(Document section):
In 1999, lupus research needed a shot in the arm. The Food and Drug Administration hadn’t approved a new drug for treating the disease in more than 40 years. And the death rate from lupus, which fell earlier in the century, had been rising for the previous two decades.
Now, 20 years later, the outlook for lupus patients and lupus treatment is much brighter. A new drug belimumab (Benlysta), developed by the biotech firm Human Genome Sciences and the pharmaceutical company GlaxoSmithKline, was approved in 2011, and more than 40 other potential treatments are in clinical trials. The Lupus Research Alliance and its heritage organizations—the Alliance for Lupus Research (ALR), the Lupus Research Institute (LRI), and the S.L.E. Lupus Foundation—helped spur this turnaround by funding researchers who have been unraveling the mechanisms that drive lupus and discovering new ways to stop them.
Two scientists funded by then ALR helped set the stage for development of belimumab and helped researchers better understand and target the molecular pathway affected by belimumab. The immune cells known as B cells malfunction in lupus. B cells produce proteins called antibodies that attack patients’ own DNA. In the late 1990s, researchers discovered that the protein BLyS stimulates B cells and helps them survive.
When BLyS first came to light, however, researchers were more interested in identifying ways to boost levels of the proteins to treat patients who have too few B cells, according to Dr. William Stohl of the University of Southern California in Los Angeles.
With his 2000 Target Identification in Lupus grant, Dr. Stohl and colleagues, including researchers from Human Genome Sciences, helped provide a rationale for blocking the molecule. Like patients with lupus, some patients infected with HIV produce antibodies that target their own cells. The researchers determined that these individuals had higher levels of BLyS, furnishing some of the first evidence that inhibiting BLyS could be beneficial in people . In another ALR-funded study, the scientists tracked patients with lupus for more than a year and found that half of them had increased levels of BLyS at least part of the time, suggesting that the protein has a role in lupus .
“Thanks to the ALR grant, we were able to demonstrate that BLyS levels were frequently and chronically elevated in SLE patients, so the primary translational focus turned from replacement in diseases with inadequate B cell function to neutralization in diseases with excessive B cell function,” says Dr. Stohl. That means researchers began to focus on how to interfere with BLyS in diseases such as lupus, and their work led to belimumab, which blocks BLyS and causes B cells to die.
Dr. Robert Carter now Acting Director of the National Institute of Arthritis and Musculoskeletal and Skin Diseases (NIAMS) also received our Target Identification in Lupus grant in 2000 and helped further clarify the effects of blocking BLyS. Using mouse models of lupus, he and colleagues demonstrated that blocking BLyS decreased the levels of antibodies that targeted the animals’ own cells and reduced some of their lupus symptoms . BLyS stimulates B cells by attaching to a receptor molecule on the cells’ surface. Dr. Carter and his team also found that these receptors usually have molecules of BLyS stuck to them, suggesting that any treatment that targets BLyS would need to bump it from its position .
The two LRA grants to Drs. Stohl and Carter helped change researchers’ thinking about BLyS and gave them a clearer sense of how Benlysta works.
- W. Stohl, et al. 2002. Clinical Immunology 104: 115–122.
- W. Stohl, et al. 2003. Arthritis & Rheumatism 48: 3475–3486.
- W. Liu, et al. 2004. Arthritis & Rheumatism 50: 1884–1896.
- R.H. Carter, et al. 2005. Arthritis & Rheumatism 52: 3943–3954.

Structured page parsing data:
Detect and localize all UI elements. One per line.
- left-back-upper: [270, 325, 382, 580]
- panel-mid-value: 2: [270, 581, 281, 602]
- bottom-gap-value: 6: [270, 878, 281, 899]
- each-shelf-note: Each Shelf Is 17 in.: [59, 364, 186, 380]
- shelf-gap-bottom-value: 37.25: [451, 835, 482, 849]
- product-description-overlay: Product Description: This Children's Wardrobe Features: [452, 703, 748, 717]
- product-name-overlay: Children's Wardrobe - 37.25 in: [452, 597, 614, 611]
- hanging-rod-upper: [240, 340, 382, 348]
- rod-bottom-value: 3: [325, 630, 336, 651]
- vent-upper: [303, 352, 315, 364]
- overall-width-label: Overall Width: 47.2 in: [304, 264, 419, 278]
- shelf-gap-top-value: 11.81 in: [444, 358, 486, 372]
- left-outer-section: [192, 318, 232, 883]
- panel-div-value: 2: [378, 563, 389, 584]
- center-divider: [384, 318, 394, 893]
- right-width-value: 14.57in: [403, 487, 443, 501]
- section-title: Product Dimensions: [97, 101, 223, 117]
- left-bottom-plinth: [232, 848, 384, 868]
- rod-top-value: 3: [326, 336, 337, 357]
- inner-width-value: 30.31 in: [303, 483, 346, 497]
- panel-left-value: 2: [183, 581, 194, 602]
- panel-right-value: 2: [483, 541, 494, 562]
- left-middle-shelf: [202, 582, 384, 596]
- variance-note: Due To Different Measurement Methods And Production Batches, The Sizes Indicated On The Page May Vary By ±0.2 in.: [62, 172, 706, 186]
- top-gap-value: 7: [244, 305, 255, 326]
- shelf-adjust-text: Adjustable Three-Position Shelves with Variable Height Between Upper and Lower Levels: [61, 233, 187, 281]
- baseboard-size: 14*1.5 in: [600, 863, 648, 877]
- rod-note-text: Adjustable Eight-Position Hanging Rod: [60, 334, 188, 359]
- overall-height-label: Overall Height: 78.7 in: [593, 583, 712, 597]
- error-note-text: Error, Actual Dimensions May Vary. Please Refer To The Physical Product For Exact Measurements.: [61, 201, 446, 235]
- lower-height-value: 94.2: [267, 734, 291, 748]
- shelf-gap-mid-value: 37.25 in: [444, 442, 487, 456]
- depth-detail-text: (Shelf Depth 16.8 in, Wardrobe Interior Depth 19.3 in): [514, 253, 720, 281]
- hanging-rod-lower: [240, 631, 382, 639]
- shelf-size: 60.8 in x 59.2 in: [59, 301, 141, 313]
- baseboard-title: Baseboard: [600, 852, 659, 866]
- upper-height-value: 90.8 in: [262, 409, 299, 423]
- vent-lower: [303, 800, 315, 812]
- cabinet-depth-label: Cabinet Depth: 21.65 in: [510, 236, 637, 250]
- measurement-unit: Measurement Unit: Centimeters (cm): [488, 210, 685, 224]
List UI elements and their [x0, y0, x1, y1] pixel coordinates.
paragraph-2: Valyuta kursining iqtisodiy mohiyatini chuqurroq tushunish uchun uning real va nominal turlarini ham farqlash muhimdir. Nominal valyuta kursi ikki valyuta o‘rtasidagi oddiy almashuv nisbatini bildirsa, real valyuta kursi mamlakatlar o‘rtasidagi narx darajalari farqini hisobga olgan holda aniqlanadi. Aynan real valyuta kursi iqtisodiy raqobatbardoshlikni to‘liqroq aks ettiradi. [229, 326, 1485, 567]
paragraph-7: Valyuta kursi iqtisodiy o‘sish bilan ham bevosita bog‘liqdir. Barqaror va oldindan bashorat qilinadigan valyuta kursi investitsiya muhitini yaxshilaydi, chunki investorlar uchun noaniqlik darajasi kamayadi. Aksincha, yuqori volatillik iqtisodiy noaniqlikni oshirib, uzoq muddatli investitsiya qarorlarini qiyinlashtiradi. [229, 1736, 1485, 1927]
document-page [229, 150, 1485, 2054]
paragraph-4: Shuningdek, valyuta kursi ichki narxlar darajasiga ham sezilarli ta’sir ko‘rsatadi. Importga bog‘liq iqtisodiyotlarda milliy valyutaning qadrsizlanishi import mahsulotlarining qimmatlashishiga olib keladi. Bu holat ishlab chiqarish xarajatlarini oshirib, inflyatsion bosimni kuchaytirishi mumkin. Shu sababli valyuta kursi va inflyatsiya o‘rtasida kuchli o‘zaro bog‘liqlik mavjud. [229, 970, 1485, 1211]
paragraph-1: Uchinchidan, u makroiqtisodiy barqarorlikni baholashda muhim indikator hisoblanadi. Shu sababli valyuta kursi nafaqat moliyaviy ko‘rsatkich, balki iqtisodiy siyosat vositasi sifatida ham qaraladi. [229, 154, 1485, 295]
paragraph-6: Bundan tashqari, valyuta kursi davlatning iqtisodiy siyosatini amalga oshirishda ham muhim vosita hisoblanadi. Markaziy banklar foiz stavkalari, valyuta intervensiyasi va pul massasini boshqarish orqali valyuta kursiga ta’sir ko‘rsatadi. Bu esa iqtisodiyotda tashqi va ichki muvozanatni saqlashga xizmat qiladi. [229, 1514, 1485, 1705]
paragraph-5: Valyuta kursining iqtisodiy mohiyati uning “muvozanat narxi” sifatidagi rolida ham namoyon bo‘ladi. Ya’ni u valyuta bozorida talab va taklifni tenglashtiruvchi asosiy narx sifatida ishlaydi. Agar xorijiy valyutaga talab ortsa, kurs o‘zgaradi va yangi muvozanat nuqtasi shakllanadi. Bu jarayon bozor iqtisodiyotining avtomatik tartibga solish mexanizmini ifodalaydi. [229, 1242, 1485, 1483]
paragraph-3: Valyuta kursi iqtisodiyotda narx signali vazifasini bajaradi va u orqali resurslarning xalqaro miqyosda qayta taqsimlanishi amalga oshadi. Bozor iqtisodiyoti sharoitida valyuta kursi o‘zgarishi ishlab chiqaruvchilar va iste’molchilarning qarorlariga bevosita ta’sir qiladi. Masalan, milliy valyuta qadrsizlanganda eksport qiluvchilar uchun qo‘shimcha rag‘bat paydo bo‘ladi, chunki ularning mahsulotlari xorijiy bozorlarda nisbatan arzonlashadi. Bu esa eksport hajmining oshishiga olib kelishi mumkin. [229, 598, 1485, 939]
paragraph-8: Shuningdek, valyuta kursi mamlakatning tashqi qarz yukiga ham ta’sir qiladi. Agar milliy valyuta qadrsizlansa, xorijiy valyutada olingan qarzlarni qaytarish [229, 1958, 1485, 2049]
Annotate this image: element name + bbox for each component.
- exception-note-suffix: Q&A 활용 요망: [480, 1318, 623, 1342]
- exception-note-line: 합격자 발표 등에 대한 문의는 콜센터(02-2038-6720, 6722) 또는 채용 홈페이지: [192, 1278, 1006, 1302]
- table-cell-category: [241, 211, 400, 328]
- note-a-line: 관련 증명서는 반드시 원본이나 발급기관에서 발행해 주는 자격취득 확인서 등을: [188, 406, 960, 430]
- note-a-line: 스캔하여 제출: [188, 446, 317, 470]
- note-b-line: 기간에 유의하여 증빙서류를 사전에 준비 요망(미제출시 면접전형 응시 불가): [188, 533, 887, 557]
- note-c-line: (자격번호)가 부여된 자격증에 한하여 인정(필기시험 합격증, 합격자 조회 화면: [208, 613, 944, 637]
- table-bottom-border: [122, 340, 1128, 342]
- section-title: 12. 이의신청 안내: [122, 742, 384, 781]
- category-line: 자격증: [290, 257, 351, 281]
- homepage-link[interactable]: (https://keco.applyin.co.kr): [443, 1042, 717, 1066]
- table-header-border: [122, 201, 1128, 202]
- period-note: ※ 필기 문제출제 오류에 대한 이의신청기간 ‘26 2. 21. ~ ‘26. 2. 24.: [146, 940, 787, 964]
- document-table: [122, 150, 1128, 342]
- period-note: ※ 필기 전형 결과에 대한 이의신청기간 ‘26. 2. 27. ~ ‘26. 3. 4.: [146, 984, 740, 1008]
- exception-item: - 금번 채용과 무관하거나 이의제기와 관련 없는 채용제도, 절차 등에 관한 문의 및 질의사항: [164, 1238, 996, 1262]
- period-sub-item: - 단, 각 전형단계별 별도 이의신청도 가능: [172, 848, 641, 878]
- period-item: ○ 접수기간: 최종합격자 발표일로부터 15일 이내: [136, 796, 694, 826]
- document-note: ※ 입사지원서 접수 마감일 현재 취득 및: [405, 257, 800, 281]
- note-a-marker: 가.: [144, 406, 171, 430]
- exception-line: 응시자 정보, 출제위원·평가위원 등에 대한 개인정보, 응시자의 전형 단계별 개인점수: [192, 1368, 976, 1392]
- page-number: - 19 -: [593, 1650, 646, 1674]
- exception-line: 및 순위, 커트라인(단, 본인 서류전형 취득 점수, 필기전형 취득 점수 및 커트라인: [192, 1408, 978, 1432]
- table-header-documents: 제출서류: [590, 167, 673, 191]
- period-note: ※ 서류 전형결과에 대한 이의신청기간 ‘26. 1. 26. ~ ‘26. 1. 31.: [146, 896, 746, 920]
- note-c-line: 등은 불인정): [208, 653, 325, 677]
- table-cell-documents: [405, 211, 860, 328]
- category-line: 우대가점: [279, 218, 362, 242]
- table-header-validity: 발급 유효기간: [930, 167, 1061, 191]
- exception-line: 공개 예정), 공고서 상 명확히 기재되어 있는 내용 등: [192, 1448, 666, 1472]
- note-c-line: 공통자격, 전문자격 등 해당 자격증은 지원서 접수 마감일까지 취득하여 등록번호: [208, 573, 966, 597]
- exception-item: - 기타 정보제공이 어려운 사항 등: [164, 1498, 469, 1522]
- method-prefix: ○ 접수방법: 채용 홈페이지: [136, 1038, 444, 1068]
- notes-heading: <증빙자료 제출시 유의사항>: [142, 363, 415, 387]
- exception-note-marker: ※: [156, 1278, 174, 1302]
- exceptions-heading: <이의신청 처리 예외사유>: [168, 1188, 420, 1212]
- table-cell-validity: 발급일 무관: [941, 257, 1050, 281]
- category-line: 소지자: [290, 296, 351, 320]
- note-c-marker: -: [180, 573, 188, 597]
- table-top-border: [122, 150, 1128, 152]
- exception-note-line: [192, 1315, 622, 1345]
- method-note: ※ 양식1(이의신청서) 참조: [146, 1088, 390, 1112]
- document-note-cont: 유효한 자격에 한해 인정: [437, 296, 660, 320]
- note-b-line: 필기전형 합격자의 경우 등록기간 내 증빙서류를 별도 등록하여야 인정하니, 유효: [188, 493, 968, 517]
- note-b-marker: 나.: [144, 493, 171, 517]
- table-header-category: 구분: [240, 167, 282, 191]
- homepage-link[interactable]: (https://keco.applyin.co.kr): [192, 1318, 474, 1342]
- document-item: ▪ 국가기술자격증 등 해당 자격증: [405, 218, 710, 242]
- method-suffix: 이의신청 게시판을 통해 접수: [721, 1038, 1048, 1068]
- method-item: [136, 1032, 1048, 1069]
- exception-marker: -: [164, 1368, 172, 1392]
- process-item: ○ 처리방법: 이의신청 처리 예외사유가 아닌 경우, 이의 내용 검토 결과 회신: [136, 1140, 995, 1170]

(Problem statement): Retype the passage of the lupus research article starting at "- W. Stohl, et al. 2002." and ending at "Rheumatism 50: 1884–1896.".

(Answer):
- W. Stohl, et al. 2002. Clinical Immunology 104: 115–122.
- W. Stohl, et al. 2003. Arthritis & Rheumatism 48: 3475–3486.
- W. Liu, et al. 2004. Arthritis & Rheumatism 50: 1884–1896.